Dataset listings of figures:

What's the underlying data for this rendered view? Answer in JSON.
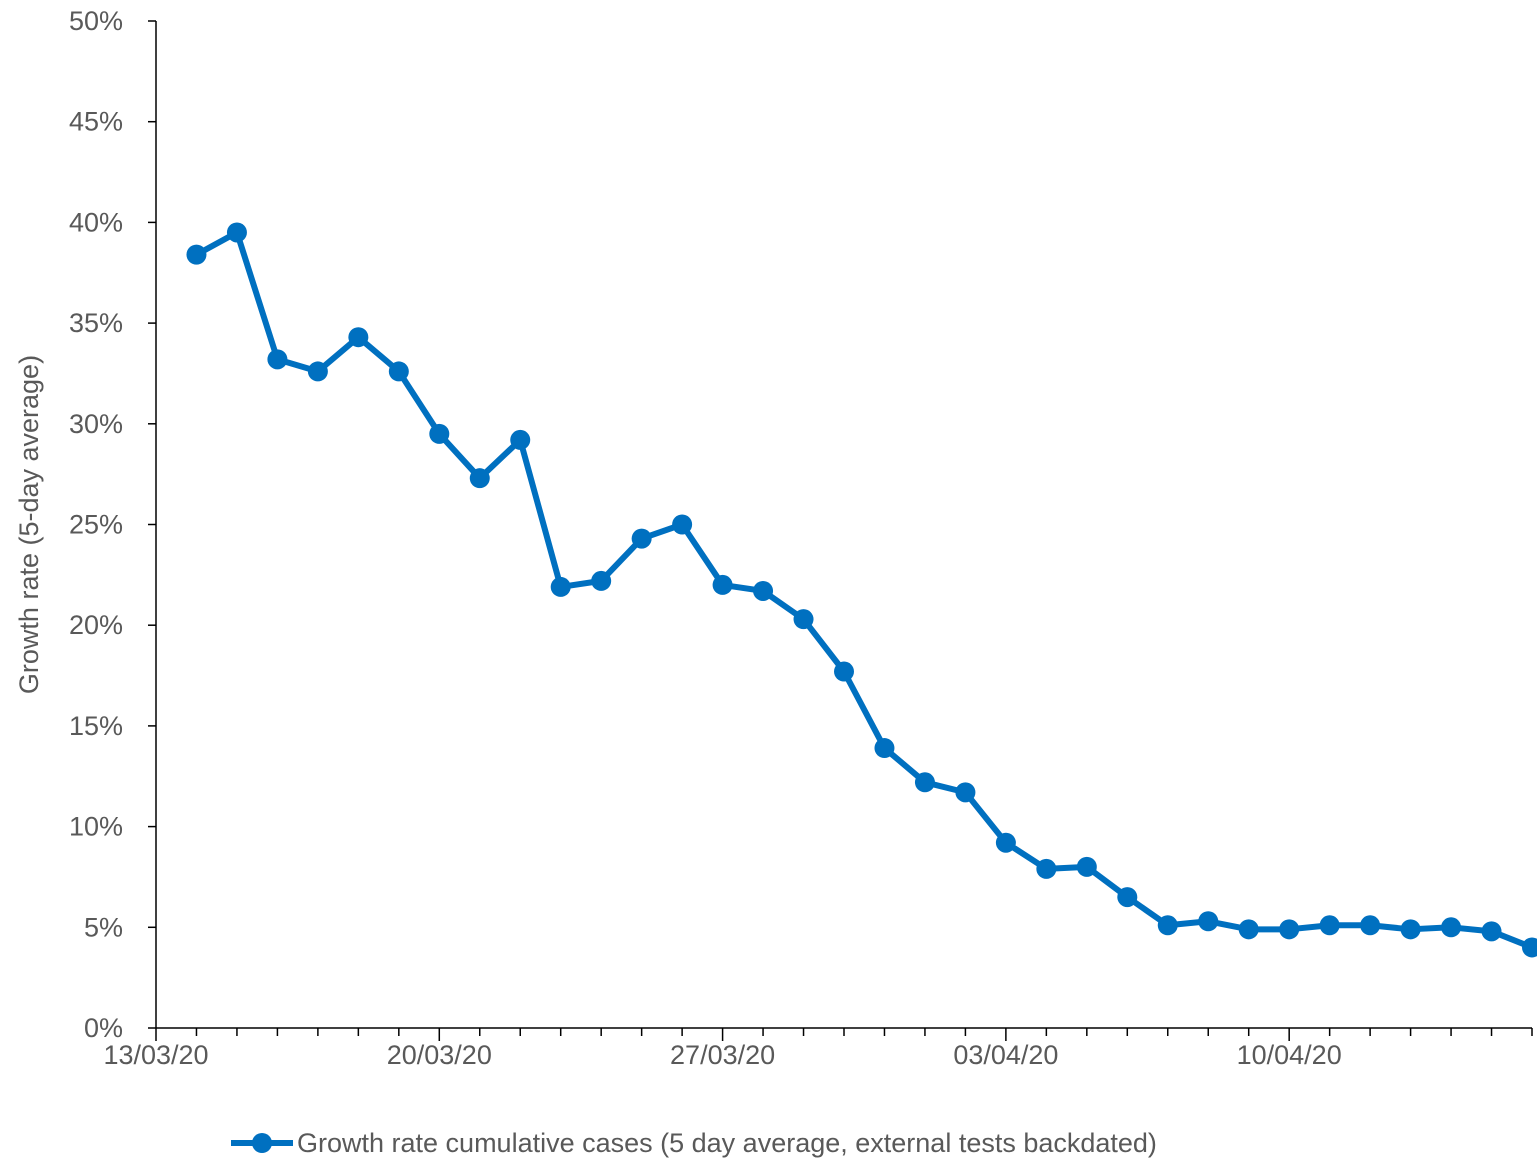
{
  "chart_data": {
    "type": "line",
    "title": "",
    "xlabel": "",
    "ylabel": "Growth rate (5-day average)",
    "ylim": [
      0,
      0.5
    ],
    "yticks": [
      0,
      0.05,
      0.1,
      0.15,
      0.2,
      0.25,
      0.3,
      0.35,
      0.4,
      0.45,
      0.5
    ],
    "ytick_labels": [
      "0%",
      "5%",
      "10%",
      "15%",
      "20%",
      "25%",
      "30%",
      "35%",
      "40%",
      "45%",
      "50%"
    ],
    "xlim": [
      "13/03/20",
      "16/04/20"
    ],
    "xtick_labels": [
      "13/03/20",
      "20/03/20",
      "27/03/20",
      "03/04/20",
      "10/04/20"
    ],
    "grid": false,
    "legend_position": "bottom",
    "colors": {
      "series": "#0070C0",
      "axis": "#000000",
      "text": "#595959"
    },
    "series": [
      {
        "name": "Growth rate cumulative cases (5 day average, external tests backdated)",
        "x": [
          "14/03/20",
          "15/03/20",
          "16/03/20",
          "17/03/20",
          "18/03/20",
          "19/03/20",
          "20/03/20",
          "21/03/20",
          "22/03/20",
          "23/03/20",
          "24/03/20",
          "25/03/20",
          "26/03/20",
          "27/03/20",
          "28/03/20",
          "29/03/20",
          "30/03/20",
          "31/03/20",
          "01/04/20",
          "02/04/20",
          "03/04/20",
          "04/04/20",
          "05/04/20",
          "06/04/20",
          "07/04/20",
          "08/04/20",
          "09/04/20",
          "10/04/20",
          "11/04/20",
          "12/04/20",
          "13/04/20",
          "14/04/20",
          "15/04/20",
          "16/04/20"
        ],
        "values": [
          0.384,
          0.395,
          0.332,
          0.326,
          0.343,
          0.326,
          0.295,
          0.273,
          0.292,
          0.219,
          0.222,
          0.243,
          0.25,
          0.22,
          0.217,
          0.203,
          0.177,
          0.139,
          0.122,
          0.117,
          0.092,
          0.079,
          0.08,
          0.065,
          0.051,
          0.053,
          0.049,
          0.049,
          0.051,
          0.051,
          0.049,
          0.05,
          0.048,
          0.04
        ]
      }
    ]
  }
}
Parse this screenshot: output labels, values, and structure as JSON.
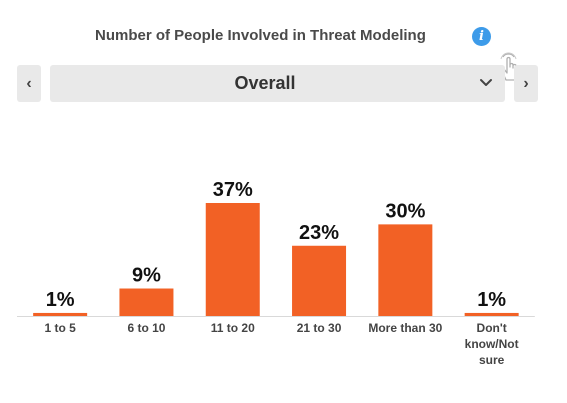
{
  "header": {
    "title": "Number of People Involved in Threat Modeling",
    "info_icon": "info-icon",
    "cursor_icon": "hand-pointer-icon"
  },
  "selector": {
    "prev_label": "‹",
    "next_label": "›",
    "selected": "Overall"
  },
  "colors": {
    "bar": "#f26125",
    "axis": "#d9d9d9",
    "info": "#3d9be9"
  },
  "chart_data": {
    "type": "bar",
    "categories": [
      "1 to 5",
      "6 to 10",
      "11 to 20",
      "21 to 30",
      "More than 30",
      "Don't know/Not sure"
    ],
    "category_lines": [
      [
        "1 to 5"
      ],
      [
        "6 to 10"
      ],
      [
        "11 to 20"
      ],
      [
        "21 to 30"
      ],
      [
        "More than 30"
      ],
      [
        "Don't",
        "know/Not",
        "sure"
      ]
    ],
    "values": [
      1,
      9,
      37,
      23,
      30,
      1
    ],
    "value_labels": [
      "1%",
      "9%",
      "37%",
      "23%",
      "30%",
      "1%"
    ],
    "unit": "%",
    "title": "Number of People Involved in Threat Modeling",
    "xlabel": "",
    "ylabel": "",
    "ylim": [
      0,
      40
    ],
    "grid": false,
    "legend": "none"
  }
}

...

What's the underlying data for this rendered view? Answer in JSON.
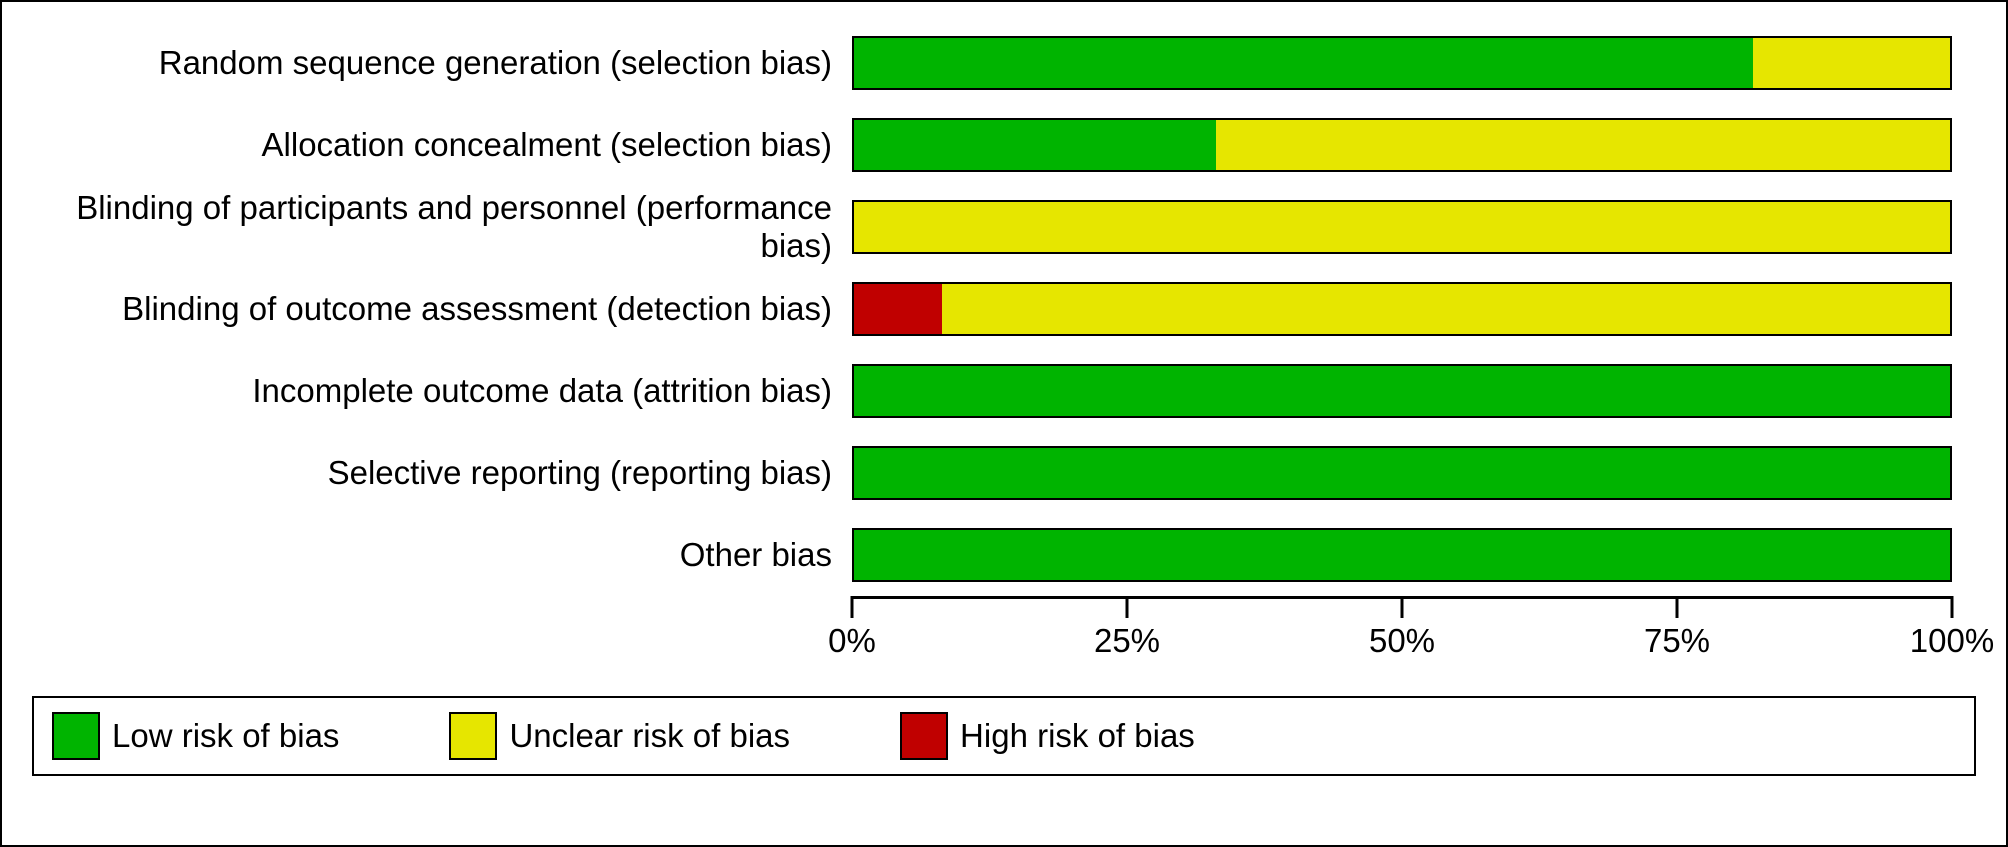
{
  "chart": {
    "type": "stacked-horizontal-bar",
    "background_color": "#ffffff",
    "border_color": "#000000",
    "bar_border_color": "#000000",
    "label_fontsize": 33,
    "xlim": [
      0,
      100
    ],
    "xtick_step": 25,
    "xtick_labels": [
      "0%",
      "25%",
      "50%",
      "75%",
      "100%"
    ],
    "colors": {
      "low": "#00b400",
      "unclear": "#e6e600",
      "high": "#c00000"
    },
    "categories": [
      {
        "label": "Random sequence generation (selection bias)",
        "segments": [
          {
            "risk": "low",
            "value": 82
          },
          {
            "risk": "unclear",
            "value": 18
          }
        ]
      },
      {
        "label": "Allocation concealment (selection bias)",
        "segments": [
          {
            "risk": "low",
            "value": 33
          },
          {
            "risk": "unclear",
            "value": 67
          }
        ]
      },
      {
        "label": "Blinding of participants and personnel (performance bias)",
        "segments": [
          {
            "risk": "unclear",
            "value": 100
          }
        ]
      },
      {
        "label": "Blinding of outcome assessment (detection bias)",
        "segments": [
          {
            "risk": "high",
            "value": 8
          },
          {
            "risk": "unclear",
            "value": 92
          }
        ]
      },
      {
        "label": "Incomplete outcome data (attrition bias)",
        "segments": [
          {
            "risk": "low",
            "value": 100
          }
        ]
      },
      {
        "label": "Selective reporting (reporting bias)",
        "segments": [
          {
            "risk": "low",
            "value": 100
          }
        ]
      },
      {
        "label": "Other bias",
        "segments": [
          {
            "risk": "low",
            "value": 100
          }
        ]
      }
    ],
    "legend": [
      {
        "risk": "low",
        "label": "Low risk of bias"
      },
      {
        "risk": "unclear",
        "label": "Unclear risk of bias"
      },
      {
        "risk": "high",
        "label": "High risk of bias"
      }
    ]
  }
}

▶ [SHORT PROBLEM]: Show all lines in the entries above where the word "selection" appears.

▶ [RESULT FOR THIS EXERCISE]:
        "label": "Random sequence generation (selection bias)",
        "label": "Allocation concealment (selection bias)",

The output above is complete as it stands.